▶ _Problem statement_
Check each line of the material below, and copy it if it holds the string "Exclude".

▶ _Given data_

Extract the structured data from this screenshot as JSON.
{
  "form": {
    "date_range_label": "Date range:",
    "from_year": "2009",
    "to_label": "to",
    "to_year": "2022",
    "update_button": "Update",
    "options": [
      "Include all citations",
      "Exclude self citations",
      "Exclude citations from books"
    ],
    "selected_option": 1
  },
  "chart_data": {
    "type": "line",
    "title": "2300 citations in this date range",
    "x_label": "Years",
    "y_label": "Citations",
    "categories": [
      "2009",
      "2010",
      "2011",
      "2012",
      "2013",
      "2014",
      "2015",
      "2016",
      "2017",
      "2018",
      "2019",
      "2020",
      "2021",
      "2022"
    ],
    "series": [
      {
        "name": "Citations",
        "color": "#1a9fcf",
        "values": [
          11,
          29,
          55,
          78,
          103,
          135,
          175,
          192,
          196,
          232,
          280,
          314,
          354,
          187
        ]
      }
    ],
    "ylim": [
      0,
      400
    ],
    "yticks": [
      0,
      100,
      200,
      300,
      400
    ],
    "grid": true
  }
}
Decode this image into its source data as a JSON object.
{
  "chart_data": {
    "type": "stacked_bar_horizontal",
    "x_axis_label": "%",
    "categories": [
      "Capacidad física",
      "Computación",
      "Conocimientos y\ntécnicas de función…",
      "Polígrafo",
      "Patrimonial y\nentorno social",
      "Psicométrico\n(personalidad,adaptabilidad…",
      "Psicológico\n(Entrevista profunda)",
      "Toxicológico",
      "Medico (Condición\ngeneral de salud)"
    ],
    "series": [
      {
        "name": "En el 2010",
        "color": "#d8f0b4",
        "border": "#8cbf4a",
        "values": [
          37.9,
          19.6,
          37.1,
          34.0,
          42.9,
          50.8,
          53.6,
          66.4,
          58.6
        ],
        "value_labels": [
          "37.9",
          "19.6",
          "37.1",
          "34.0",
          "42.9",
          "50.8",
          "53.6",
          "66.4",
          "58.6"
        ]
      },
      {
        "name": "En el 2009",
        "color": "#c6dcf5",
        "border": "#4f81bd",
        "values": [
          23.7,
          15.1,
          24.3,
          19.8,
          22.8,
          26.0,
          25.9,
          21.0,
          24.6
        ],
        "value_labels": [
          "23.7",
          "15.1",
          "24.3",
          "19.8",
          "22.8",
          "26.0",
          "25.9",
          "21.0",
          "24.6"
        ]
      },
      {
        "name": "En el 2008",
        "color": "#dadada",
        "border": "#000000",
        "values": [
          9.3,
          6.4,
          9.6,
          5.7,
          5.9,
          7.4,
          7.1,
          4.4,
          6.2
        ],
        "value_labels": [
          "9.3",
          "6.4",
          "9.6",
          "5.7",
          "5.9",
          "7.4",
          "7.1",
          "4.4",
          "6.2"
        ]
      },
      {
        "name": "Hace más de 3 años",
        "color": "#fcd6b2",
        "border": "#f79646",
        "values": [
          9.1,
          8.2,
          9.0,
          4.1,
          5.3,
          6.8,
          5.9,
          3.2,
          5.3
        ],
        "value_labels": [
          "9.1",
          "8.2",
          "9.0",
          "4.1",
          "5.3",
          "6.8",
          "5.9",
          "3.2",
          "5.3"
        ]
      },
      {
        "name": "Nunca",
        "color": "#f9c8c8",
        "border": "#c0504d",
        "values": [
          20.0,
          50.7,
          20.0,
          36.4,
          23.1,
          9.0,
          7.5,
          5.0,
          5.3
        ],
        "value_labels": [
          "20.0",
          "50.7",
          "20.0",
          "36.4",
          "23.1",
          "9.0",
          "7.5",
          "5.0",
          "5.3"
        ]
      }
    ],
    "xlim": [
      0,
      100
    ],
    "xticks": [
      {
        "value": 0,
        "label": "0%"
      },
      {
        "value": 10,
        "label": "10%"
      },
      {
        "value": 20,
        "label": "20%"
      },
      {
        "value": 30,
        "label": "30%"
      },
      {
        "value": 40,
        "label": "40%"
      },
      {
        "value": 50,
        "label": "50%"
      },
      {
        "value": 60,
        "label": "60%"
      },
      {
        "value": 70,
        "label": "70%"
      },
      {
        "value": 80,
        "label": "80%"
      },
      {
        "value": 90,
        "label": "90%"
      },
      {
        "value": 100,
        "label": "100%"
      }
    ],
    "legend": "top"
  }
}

▶ _Exercise result_
      "Exclude self citations",
      "Exclude citations from books"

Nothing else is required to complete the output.